Look through the records below, and copy out every line that holds the string "ylabel".

------

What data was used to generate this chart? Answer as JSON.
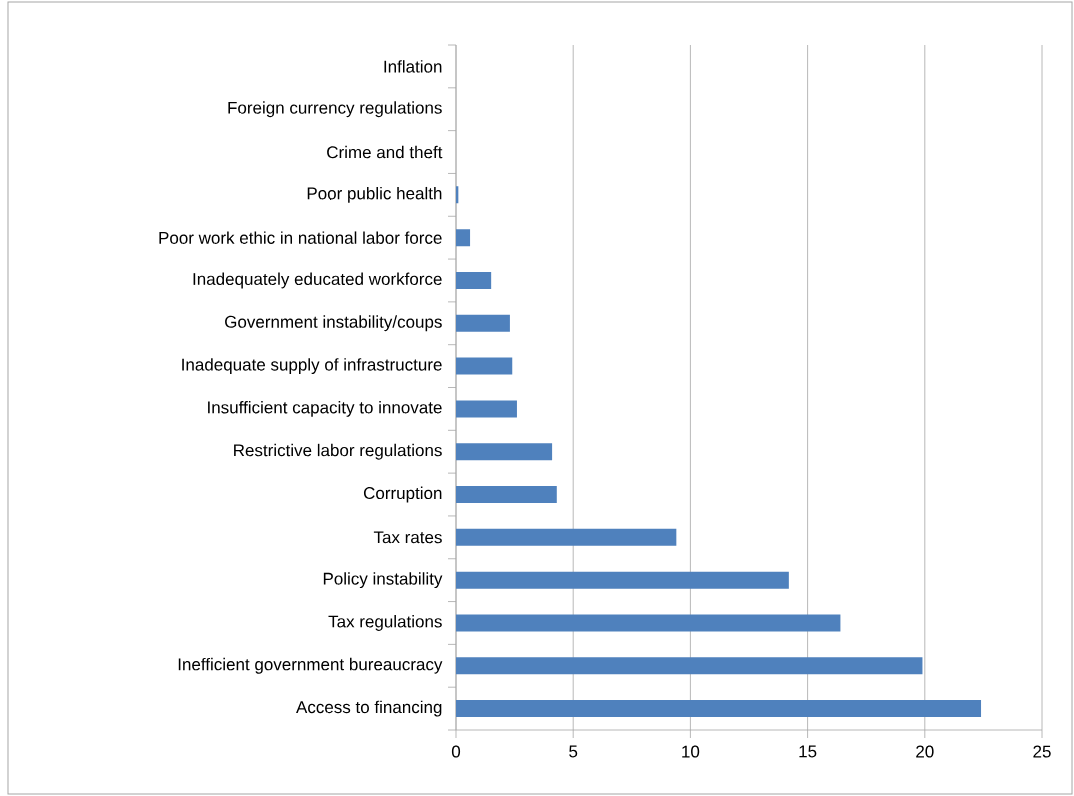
{
  "chart_data": {
    "type": "bar",
    "orientation": "horizontal",
    "categories": [
      "Inflation",
      "Foreign currency regulations",
      "Crime and theft",
      "Poor public health",
      "Poor work ethic in national labor force",
      "Inadequately educated workforce",
      "Government instability/coups",
      "Inadequate supply of infrastructure",
      "Insufficient capacity to innovate",
      "Restrictive labor regulations",
      "Corruption",
      "Tax rates",
      "Policy instability",
      "Tax regulations",
      "Inefficient government bureaucracy",
      "Access to financing"
    ],
    "values": [
      0,
      0,
      0,
      0.1,
      0.6,
      1.5,
      2.3,
      2.4,
      2.6,
      4.1,
      4.3,
      9.4,
      14.2,
      16.4,
      19.9,
      22.4
    ],
    "color": "#4f81bd",
    "xlim": [
      0,
      25
    ],
    "xticks": [
      0,
      5,
      10,
      15,
      20,
      25
    ],
    "grid": "x"
  }
}
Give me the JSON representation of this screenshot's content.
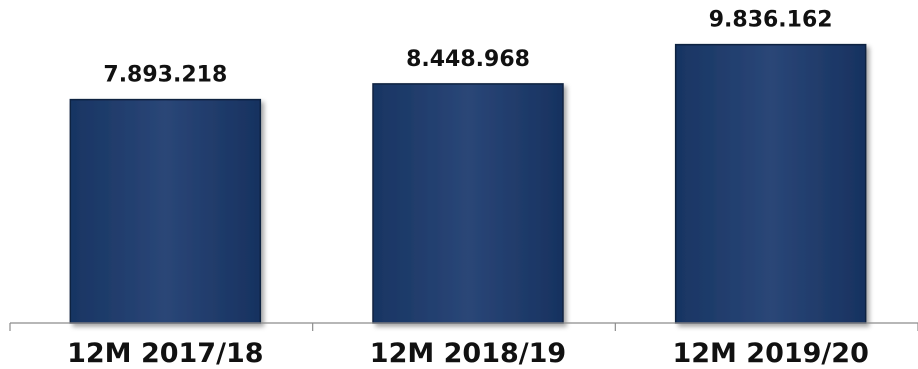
{
  "chart_data": {
    "type": "bar",
    "categories": [
      "12M 2017/18",
      "12M 2018/19",
      "12M 2019/20"
    ],
    "values": [
      7893218,
      8448968,
      9836162
    ],
    "value_labels": [
      "7.893.218",
      "8.448.968",
      "9.836.162"
    ],
    "title": "",
    "xlabel": "",
    "ylabel": "",
    "ylim": [
      0,
      10000000
    ],
    "grid": false,
    "legend": "none",
    "bar_color": "#24406f",
    "bar_edge_color": "#0f2040"
  }
}
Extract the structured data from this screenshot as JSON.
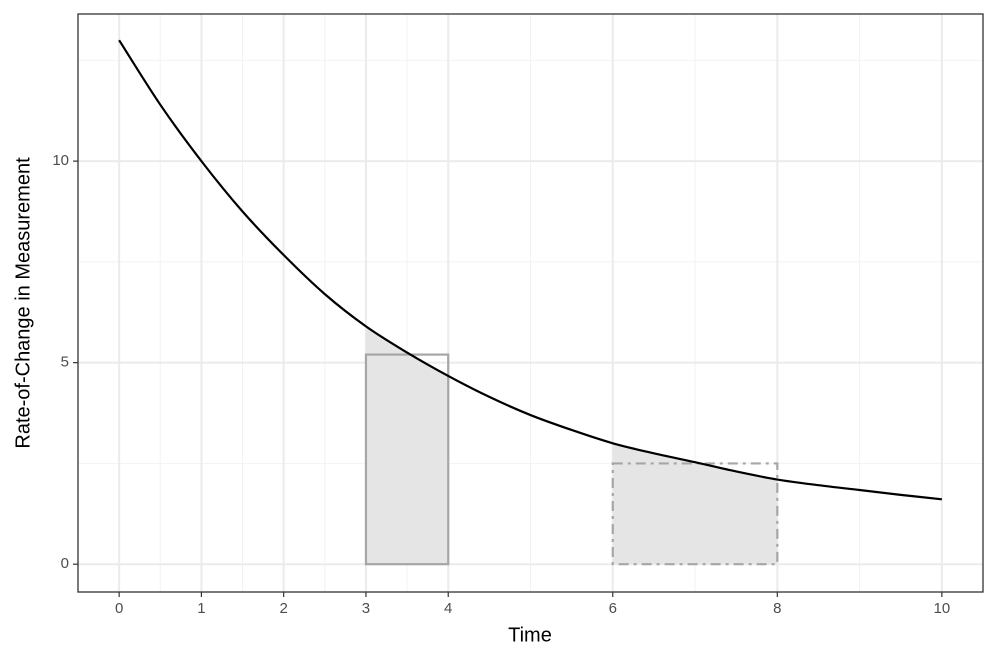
{
  "chart_data": {
    "type": "line",
    "x_label": "Time",
    "y_label": "Rate-of-Change in Measurement",
    "x": [
      0,
      0.5,
      1,
      1.5,
      2,
      2.5,
      3,
      3.5,
      4,
      4.5,
      5,
      5.5,
      6,
      6.5,
      7,
      7.5,
      8,
      8.5,
      9,
      9.5,
      10
    ],
    "series": [
      {
        "color": "#000000",
        "values": [
          13,
          11.4,
          10,
          8.75,
          7.67,
          6.7,
          5.9,
          5.25,
          4.67,
          4.15,
          3.7,
          3.33,
          3.0,
          2.75,
          2.53,
          2.3,
          2.1,
          1.96,
          1.84,
          1.72,
          1.61
        ]
      }
    ],
    "shade_intervals": [
      [
        3,
        4
      ],
      [
        6,
        8
      ]
    ],
    "shade_color": "#e5e5e5",
    "rectangles": [
      {
        "x": [
          3,
          4
        ],
        "height": 5.2,
        "linestyle": "solid"
      },
      {
        "x": [
          6,
          8
        ],
        "height": 2.5,
        "linestyle": "dashdot"
      }
    ],
    "rectangle_color": "#a6a6a6",
    "xlim": [
      -0.5,
      10.5
    ],
    "xticks": [
      0,
      1,
      2,
      3,
      4,
      6,
      8,
      10
    ],
    "x_minor_ticks": [
      0.5,
      1.5,
      2.5,
      3.5,
      5,
      7,
      9
    ],
    "ylim": [
      -0.69,
      13.65
    ],
    "yticks": [
      0,
      5,
      10
    ],
    "y_minor_ticks": [
      2.5,
      7.5,
      12.5
    ],
    "grid": true
  }
}
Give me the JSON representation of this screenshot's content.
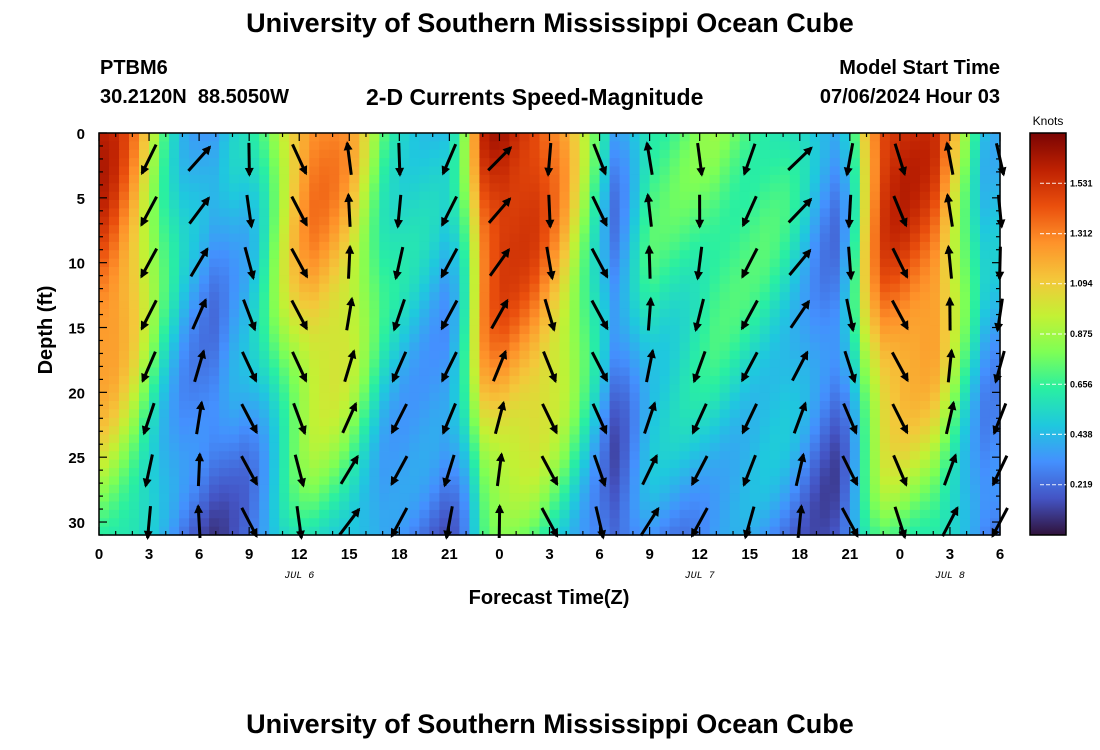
{
  "header": {
    "title": "University of Southern Mississippi Ocean Cube",
    "station": "PTBM6",
    "coords": "30.2120N  88.5050W",
    "subtitle": "2-D Currents Speed-Magnitude",
    "start_label": "Model Start Time",
    "start_value": "07/06/2024 Hour 03"
  },
  "footer": {
    "title": "University of Southern Mississippi Ocean Cube"
  },
  "chart_data": {
    "type": "heatmap",
    "title": "2-D Currents Speed-Magnitude",
    "xlabel": "Forecast Time(Z)",
    "ylabel": "Depth (ft)",
    "x_tick_labels": [
      "0",
      "3",
      "6",
      "9",
      "12",
      "15",
      "18",
      "21",
      "0",
      "3",
      "6",
      "9",
      "12",
      "15",
      "18",
      "21",
      "0",
      "3",
      "6"
    ],
    "x_ticks_hours": [
      0,
      3,
      6,
      9,
      12,
      15,
      18,
      21,
      24,
      27,
      30,
      33,
      36,
      39,
      42,
      45,
      48,
      51,
      54
    ],
    "date_labels": [
      {
        "text": "JUL 6",
        "hour": 12
      },
      {
        "text": "JUL 7",
        "hour": 36
      },
      {
        "text": "JUL 8",
        "hour": 51
      }
    ],
    "xlim_hours": [
      0,
      54
    ],
    "y_ticks": [
      0,
      5,
      10,
      15,
      20,
      25,
      30
    ],
    "ylim": [
      0,
      31
    ],
    "y_inverted": true,
    "colorbar": {
      "label": "Knots",
      "ticks": [
        1.531,
        1.312,
        1.094,
        0.875,
        0.656,
        0.438,
        0.219
      ],
      "range": [
        0,
        1.75
      ],
      "colors": [
        "#30123b",
        "#4454c4",
        "#4490fe",
        "#1fc8de",
        "#29efa2",
        "#7eff55",
        "#c3f134",
        "#f4c73a",
        "#fe922a",
        "#ea4f0d",
        "#be2102",
        "#7a0403"
      ]
    },
    "speed_profile_hours": [
      0,
      1,
      2,
      3,
      4,
      5,
      6,
      7,
      8,
      9,
      10,
      11,
      12,
      13,
      14,
      15,
      16,
      17,
      18,
      19,
      20,
      21,
      22,
      23,
      24,
      25,
      26,
      27,
      28,
      29,
      30,
      31,
      32,
      33,
      34,
      35,
      36,
      37,
      38,
      39,
      40,
      41,
      42,
      43,
      44,
      45,
      46,
      47,
      48,
      49,
      50,
      51,
      52,
      53,
      54
    ],
    "speed_profile_knots": [
      1.6,
      1.5,
      1.3,
      1.0,
      0.7,
      0.5,
      0.4,
      0.35,
      0.45,
      0.5,
      0.7,
      1.0,
      1.25,
      1.35,
      1.3,
      1.2,
      0.95,
      0.7,
      0.6,
      0.55,
      0.5,
      0.45,
      0.8,
      1.5,
      1.65,
      1.6,
      1.55,
      1.4,
      1.2,
      0.9,
      0.6,
      0.3,
      0.5,
      0.7,
      0.7,
      0.72,
      0.75,
      0.78,
      0.75,
      0.72,
      0.7,
      0.65,
      0.55,
      0.4,
      0.3,
      0.5,
      1.2,
      1.55,
      1.6,
      1.55,
      1.5,
      1.2,
      0.8,
      0.5,
      0.45
    ],
    "arrow_hours": [
      3,
      6,
      9,
      12,
      15,
      18,
      21,
      24,
      27,
      30,
      33,
      36,
      39,
      42,
      45,
      48,
      51,
      54
    ],
    "arrow_depths": [
      2,
      6,
      10,
      14,
      18,
      22,
      26,
      30
    ]
  }
}
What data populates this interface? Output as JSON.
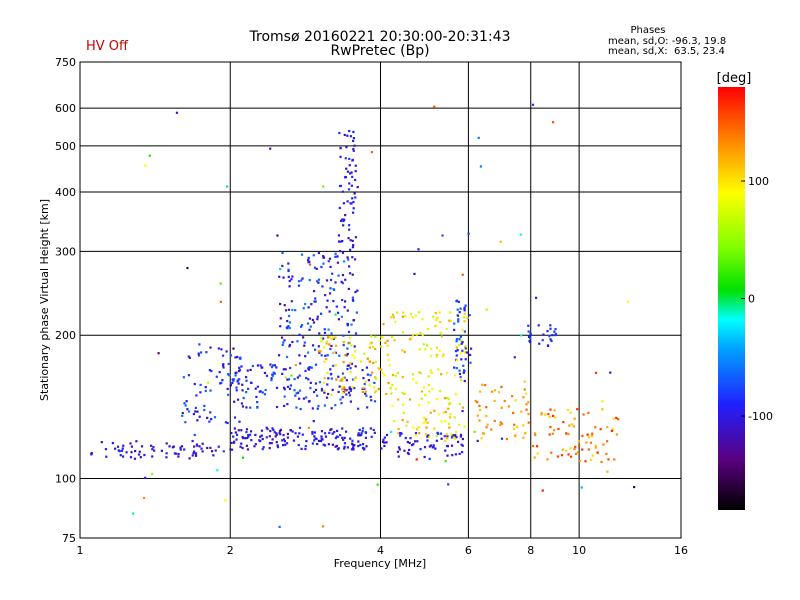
{
  "status": {
    "hv_label": "HV Off"
  },
  "chart_data": {
    "type": "scatter",
    "title": "Tromsø 20160221 20:30:00-20:31:43",
    "subtitle": "RwPretec (Bp)",
    "xlabel": "Frequency [MHz]",
    "ylabel": "Stationary phase Virtual Height [km]",
    "x_scale": "log2",
    "y_scale": "log",
    "xlim": [
      1,
      16
    ],
    "ylim": [
      75,
      750
    ],
    "x_ticks": [
      1,
      2,
      4,
      6,
      8,
      10,
      16
    ],
    "y_ticks": [
      75,
      100,
      200,
      300,
      400,
      500,
      600,
      750
    ],
    "grid": true,
    "phases_box": {
      "header": "Phases",
      "line_o": "mean, sd,O: -96.3, 19.8",
      "line_x": "mean, sd,X:  63.5, 23.4"
    },
    "colorbar": {
      "unit": "[deg]",
      "range": [
        -180,
        180
      ],
      "ticks": [
        100,
        0,
        -100
      ]
    },
    "clusters": [
      {
        "f": [
          1.05,
          1.9
        ],
        "h": [
          110,
          120
        ],
        "phase": [
          -120,
          -90
        ],
        "n": 70
      },
      {
        "f": [
          1.6,
          2.1
        ],
        "h": [
          130,
          195
        ],
        "phase": [
          -115,
          -60
        ],
        "n": 75
      },
      {
        "f": [
          2.0,
          3.9
        ],
        "h": [
          115,
          128
        ],
        "phase": [
          -120,
          -80
        ],
        "n": 160
      },
      {
        "f": [
          2.0,
          3.9
        ],
        "h": [
          140,
          175
        ],
        "phase": [
          -120,
          -60
        ],
        "n": 170
      },
      {
        "f": [
          2.5,
          3.6
        ],
        "h": [
          180,
          300
        ],
        "phase": [
          -125,
          -50
        ],
        "n": 170
      },
      {
        "f": [
          3.3,
          3.6
        ],
        "h": [
          300,
          540
        ],
        "phase": [
          -120,
          -80
        ],
        "n": 70
      },
      {
        "f": [
          3.0,
          4.2
        ],
        "h": [
          150,
          200
        ],
        "phase": [
          60,
          140
        ],
        "n": 90
      },
      {
        "f": [
          3.9,
          5.9
        ],
        "h": [
          110,
          125
        ],
        "phase": [
          -120,
          -80
        ],
        "n": 70
      },
      {
        "f": [
          4.0,
          6.0
        ],
        "h": [
          180,
          225
        ],
        "phase": [
          60,
          130
        ],
        "n": 70
      },
      {
        "f": [
          4.2,
          5.9
        ],
        "h": [
          120,
          170
        ],
        "phase": [
          60,
          130
        ],
        "n": 90
      },
      {
        "f": [
          5.6,
          6.1
        ],
        "h": [
          160,
          240
        ],
        "phase": [
          -110,
          -60
        ],
        "n": 45
      },
      {
        "f": [
          6.2,
          8.0
        ],
        "h": [
          120,
          160
        ],
        "phase": [
          100,
          150
        ],
        "n": 50
      },
      {
        "f": [
          7.8,
          9.0
        ],
        "h": [
          190,
          210
        ],
        "phase": [
          -110,
          -70
        ],
        "n": 25
      },
      {
        "f": [
          8.0,
          12.0
        ],
        "h": [
          108,
          140
        ],
        "phase": [
          100,
          170
        ],
        "n": 80
      },
      {
        "f": [
          1.2,
          13
        ],
        "h": [
          78,
          620
        ],
        "phase": [
          -150,
          180
        ],
        "n": 70
      }
    ]
  }
}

------

### [Result]
    "ylabel": "",
    "ylabel": "Depth (ft)",
    "ylabel": "Stationary phase Virtual Height [km]",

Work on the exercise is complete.